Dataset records
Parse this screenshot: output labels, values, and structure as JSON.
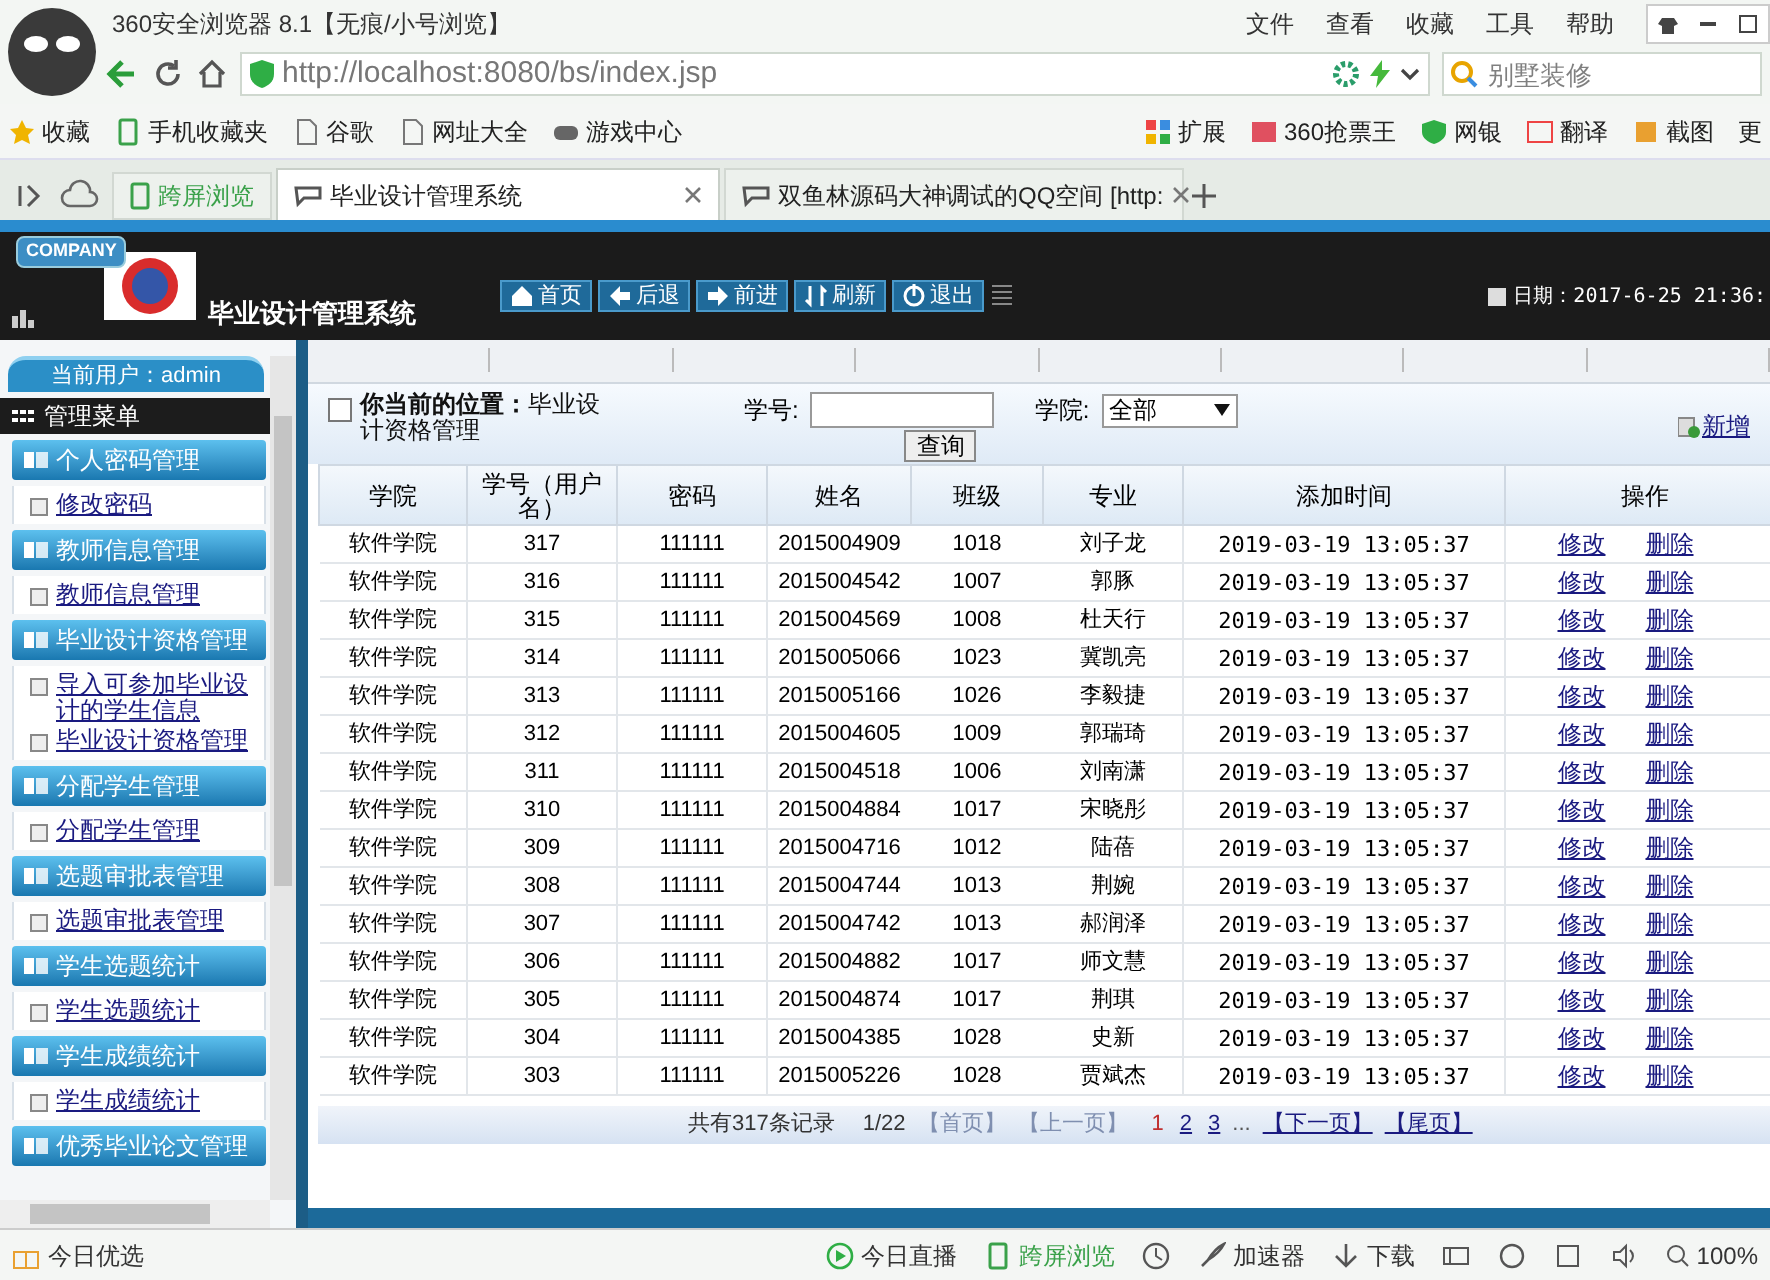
{
  "browser": {
    "title": "360安全浏览器 8.1【无痕/小号浏览】",
    "menu": [
      "文件",
      "查看",
      "收藏",
      "工具",
      "帮助"
    ],
    "url": "http://localhost:8080/bs/index.jsp",
    "search": {
      "placeholder": "别墅装修"
    },
    "bookmarks_left": [
      "收藏",
      "手机收藏夹",
      "谷歌",
      "网址大全",
      "游戏中心"
    ],
    "bookmarks_right": [
      "扩展",
      "360抢票王",
      "网银",
      "翻译",
      "截图",
      "更"
    ],
    "tabs": [
      {
        "label": "跨屏浏览",
        "kind": "pinned",
        "selected": false
      },
      {
        "label": "毕业设计管理系统",
        "kind": "page",
        "selected": true
      },
      {
        "label": "双鱼林源码大神调试的QQ空间 [http:",
        "kind": "page",
        "selected": false
      }
    ]
  },
  "app": {
    "company": "COMPANY",
    "title": "毕业设计管理系统",
    "nav": [
      "首页",
      "后退",
      "前进",
      "刷新",
      "退出"
    ],
    "date": "日期：2017-6-25 21:36:"
  },
  "sidebar": {
    "current_user": "当前用户：admin",
    "menu_title": "管理菜单",
    "groups": [
      {
        "title": "个人密码管理",
        "items": [
          "修改密码"
        ]
      },
      {
        "title": "教师信息管理",
        "items": [
          "教师信息管理"
        ]
      },
      {
        "title": "毕业设计资格管理",
        "items": [
          "导入可参加毕业设计的学生信息",
          "毕业设计资格管理"
        ]
      },
      {
        "title": "分配学生管理",
        "items": [
          "分配学生管理"
        ]
      },
      {
        "title": "选题审批表管理",
        "items": [
          "选题审批表管理"
        ]
      },
      {
        "title": "学生选题统计",
        "items": [
          "学生选题统计"
        ]
      },
      {
        "title": "学生成绩统计",
        "items": [
          "学生成绩统计"
        ]
      },
      {
        "title": "优秀毕业论文管理"
      }
    ]
  },
  "content": {
    "breadcrumb": "**你当前的位置：**毕业设计资格管理",
    "filters": {
      "id_label": "学号:",
      "college_label": "学院:",
      "college_value": "全部",
      "query": "查询"
    },
    "add": "新增",
    "table": {
      "columns": [
        "学院",
        "学号（用户名）",
        "密码",
        "姓名",
        "班级",
        "专业",
        "添加时间",
        "操作"
      ],
      "rows": [
        {
          "cells": [
            "软件学院",
            "317",
            "111111",
            "2015004909",
            "1018",
            "刘子龙",
            "2019-03-19 13:05:37"
          ],
          "actions": [
            "修改",
            "删除"
          ]
        },
        {
          "cells": [
            "软件学院",
            "316",
            "111111",
            "2015004542",
            "1007",
            "郭豚",
            "2019-03-19 13:05:37"
          ],
          "actions": [
            "修改",
            "删除"
          ]
        },
        {
          "cells": [
            "软件学院",
            "315",
            "111111",
            "2015004569",
            "1008",
            "杜天行",
            "2019-03-19 13:05:37"
          ],
          "actions": [
            "修改",
            "删除"
          ]
        },
        {
          "cells": [
            "软件学院",
            "314",
            "111111",
            "2015005066",
            "1023",
            "冀凯亮",
            "2019-03-19 13:05:37"
          ],
          "actions": [
            "修改",
            "删除"
          ]
        },
        {
          "cells": [
            "软件学院",
            "313",
            "111111",
            "2015005166",
            "1026",
            "李毅捷",
            "2019-03-19 13:05:37"
          ],
          "actions": [
            "修改",
            "删除"
          ]
        },
        {
          "cells": [
            "软件学院",
            "312",
            "111111",
            "2015004605",
            "1009",
            "郭瑞琦",
            "2019-03-19 13:05:37"
          ],
          "actions": [
            "修改",
            "删除"
          ]
        },
        {
          "cells": [
            "软件学院",
            "311",
            "111111",
            "2015004518",
            "1006",
            "刘南潇",
            "2019-03-19 13:05:37"
          ],
          "actions": [
            "修改",
            "删除"
          ]
        },
        {
          "cells": [
            "软件学院",
            "310",
            "111111",
            "2015004884",
            "1017",
            "宋晓彤",
            "2019-03-19 13:05:37"
          ],
          "actions": [
            "修改",
            "删除"
          ]
        },
        {
          "cells": [
            "软件学院",
            "309",
            "111111",
            "2015004716",
            "1012",
            "陆蓓",
            "2019-03-19 13:05:37"
          ],
          "actions": [
            "修改",
            "删除"
          ]
        },
        {
          "cells": [
            "软件学院",
            "308",
            "111111",
            "2015004744",
            "1013",
            "荆婉",
            "2019-03-19 13:05:37"
          ],
          "actions": [
            "修改",
            "删除"
          ]
        },
        {
          "cells": [
            "软件学院",
            "307",
            "111111",
            "2015004742",
            "1013",
            "郝润泽",
            "2019-03-19 13:05:37"
          ],
          "actions": [
            "修改",
            "删除"
          ]
        },
        {
          "cells": [
            "软件学院",
            "306",
            "111111",
            "2015004882",
            "1017",
            "师文慧",
            "2019-03-19 13:05:37"
          ],
          "actions": [
            "修改",
            "删除"
          ]
        },
        {
          "cells": [
            "软件学院",
            "305",
            "111111",
            "2015004874",
            "1017",
            "荆琪",
            "2019-03-19 13:05:37"
          ],
          "actions": [
            "修改",
            "删除"
          ]
        },
        {
          "cells": [
            "软件学院",
            "304",
            "111111",
            "2015004385",
            "1028",
            "史新",
            "2019-03-19 13:05:37"
          ],
          "actions": [
            "修改",
            "删除"
          ]
        },
        {
          "cells": [
            "软件学院",
            "303",
            "111111",
            "2015005226",
            "1028",
            "贾斌杰",
            "2019-03-19 13:05:37"
          ],
          "actions": [
            "修改",
            "删除"
          ]
        }
      ]
    },
    "pagination": {
      "summary": "共有317条记录",
      "page": "1/22",
      "first": {
        "label": "【首页】",
        "disabled": true
      },
      "prev": {
        "label": "【上一页】",
        "disabled": true
      },
      "pages": [
        {
          "label": "1",
          "selected": true
        },
        {
          "label": "2",
          "selected": false
        },
        {
          "label": "3",
          "selected": false
        }
      ],
      "ellipsis": "...",
      "next": {
        "label": "【下一页】",
        "disabled": false
      },
      "last": {
        "label": "【尾页】",
        "disabled": false
      }
    }
  },
  "status_bar": {
    "left": "今日优选",
    "items": [
      "今日直播",
      "跨屏浏览",
      "加速器",
      "下载"
    ],
    "zoom": "100%"
  }
}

**The problem**
Without the pictures, repeat all the records word for word.

**Correct result**
Parse this screenshot: output labels, values, and structure as JSON.
{
  "browser": {
    "title": "360安全浏览器 8.1【无痕/小号浏览】",
    "menu": [
      "文件",
      "查看",
      "收藏",
      "工具",
      "帮助"
    ],
    "url": "http://localhost:8080/bs/index.jsp",
    "search": {
      "placeholder": "别墅装修"
    },
    "bookmarks_left": [
      "收藏",
      "手机收藏夹",
      "谷歌",
      "网址大全",
      "游戏中心"
    ],
    "bookmarks_right": [
      "扩展",
      "360抢票王",
      "网银",
      "翻译",
      "截图",
      "更"
    ],
    "tabs": [
      {
        "label": "跨屏浏览",
        "kind": "pinned",
        "selected": false
      },
      {
        "label": "毕业设计管理系统",
        "kind": "page",
        "selected": true
      },
      {
        "label": "双鱼林源码大神调试的QQ空间 [http:",
        "kind": "page",
        "selected": false
      }
    ]
  },
  "app": {
    "company": "COMPANY",
    "title": "毕业设计管理系统",
    "nav": [
      "首页",
      "后退",
      "前进",
      "刷新",
      "退出"
    ],
    "date": "日期：2017-6-25 21:36:"
  },
  "sidebar": {
    "current_user": "当前用户：admin",
    "menu_title": "管理菜单",
    "groups": [
      {
        "title": "个人密码管理",
        "items": [
          "修改密码"
        ]
      },
      {
        "title": "教师信息管理",
        "items": [
          "教师信息管理"
        ]
      },
      {
        "title": "毕业设计资格管理",
        "items": [
          "导入可参加毕业设计的学生信息",
          "毕业设计资格管理"
        ]
      },
      {
        "title": "分配学生管理",
        "items": [
          "分配学生管理"
        ]
      },
      {
        "title": "选题审批表管理",
        "items": [
          "选题审批表管理"
        ]
      },
      {
        "title": "学生选题统计",
        "items": [
          "学生选题统计"
        ]
      },
      {
        "title": "学生成绩统计",
        "items": [
          "学生成绩统计"
        ]
      },
      {
        "title": "优秀毕业论文管理"
      }
    ]
  },
  "content": {
    "breadcrumb": "**你当前的位置：**毕业设计资格管理",
    "filters": {
      "id_label": "学号:",
      "college_label": "学院:",
      "college_value": "全部",
      "query": "查询"
    },
    "add": "新增",
    "table": {
      "columns": [
        "学院",
        "学号（用户名）",
        "密码",
        "姓名",
        "班级",
        "专业",
        "添加时间",
        "操作"
      ],
      "rows": [
        {
          "cells": [
            "软件学院",
            "317",
            "111111",
            "2015004909",
            "1018",
            "刘子龙",
            "2019-03-19 13:05:37"
          ],
          "actions": [
            "修改",
            "删除"
          ]
        },
        {
          "cells": [
            "软件学院",
            "316",
            "111111",
            "2015004542",
            "1007",
            "郭豚",
            "2019-03-19 13:05:37"
          ],
          "actions": [
            "修改",
            "删除"
          ]
        },
        {
          "cells": [
            "软件学院",
            "315",
            "111111",
            "2015004569",
            "1008",
            "杜天行",
            "2019-03-19 13:05:37"
          ],
          "actions": [
            "修改",
            "删除"
          ]
        },
        {
          "cells": [
            "软件学院",
            "314",
            "111111",
            "2015005066",
            "1023",
            "冀凯亮",
            "2019-03-19 13:05:37"
          ],
          "actions": [
            "修改",
            "删除"
          ]
        },
        {
          "cells": [
            "软件学院",
            "313",
            "111111",
            "2015005166",
            "1026",
            "李毅捷",
            "2019-03-19 13:05:37"
          ],
          "actions": [
            "修改",
            "删除"
          ]
        },
        {
          "cells": [
            "软件学院",
            "312",
            "111111",
            "2015004605",
            "1009",
            "郭瑞琦",
            "2019-03-19 13:05:37"
          ],
          "actions": [
            "修改",
            "删除"
          ]
        },
        {
          "cells": [
            "软件学院",
            "311",
            "111111",
            "2015004518",
            "1006",
            "刘南潇",
            "2019-03-19 13:05:37"
          ],
          "actions": [
            "修改",
            "删除"
          ]
        },
        {
          "cells": [
            "软件学院",
            "310",
            "111111",
            "2015004884",
            "1017",
            "宋晓彤",
            "2019-03-19 13:05:37"
          ],
          "actions": [
            "修改",
            "删除"
          ]
        },
        {
          "cells": [
            "软件学院",
            "309",
            "111111",
            "2015004716",
            "1012",
            "陆蓓",
            "2019-03-19 13:05:37"
          ],
          "actions": [
            "修改",
            "删除"
          ]
        },
        {
          "cells": [
            "软件学院",
            "308",
            "111111",
            "2015004744",
            "1013",
            "荆婉",
            "2019-03-19 13:05:37"
          ],
          "actions": [
            "修改",
            "删除"
          ]
        },
        {
          "cells": [
            "软件学院",
            "307",
            "111111",
            "2015004742",
            "1013",
            "郝润泽",
            "2019-03-19 13:05:37"
          ],
          "actions": [
            "修改",
            "删除"
          ]
        },
        {
          "cells": [
            "软件学院",
            "306",
            "111111",
            "2015004882",
            "1017",
            "师文慧",
            "2019-03-19 13:05:37"
          ],
          "actions": [
            "修改",
            "删除"
          ]
        },
        {
          "cells": [
            "软件学院",
            "305",
            "111111",
            "2015004874",
            "1017",
            "荆琪",
            "2019-03-19 13:05:37"
          ],
          "actions": [
            "修改",
            "删除"
          ]
        },
        {
          "cells": [
            "软件学院",
            "304",
            "111111",
            "2015004385",
            "1028",
            "史新",
            "2019-03-19 13:05:37"
          ],
          "actions": [
            "修改",
            "删除"
          ]
        },
        {
          "cells": [
            "软件学院",
            "303",
            "111111",
            "2015005226",
            "1028",
            "贾斌杰",
            "2019-03-19 13:05:37"
          ],
          "actions": [
            "修改",
            "删除"
          ]
        }
      ]
    },
    "pagination": {
      "summary": "共有317条记录",
      "page": "1/22",
      "first": {
        "label": "【首页】",
        "disabled": true
      },
      "prev": {
        "label": "【上一页】",
        "disabled": true
      },
      "pages": [
        {
          "label": "1",
          "selected": true
        },
        {
          "label": "2",
          "selected": false
        },
        {
          "label": "3",
          "selected": false
        }
      ],
      "ellipsis": "...",
      "next": {
        "label": "【下一页】",
        "disabled": false
      },
      "last": {
        "label": "【尾页】",
        "disabled": false
      }
    }
  },
  "status_bar": {
    "left": "今日优选",
    "items": [
      "今日直播",
      "跨屏浏览",
      "加速器",
      "下载"
    ],
    "zoom": "100%"
  }
}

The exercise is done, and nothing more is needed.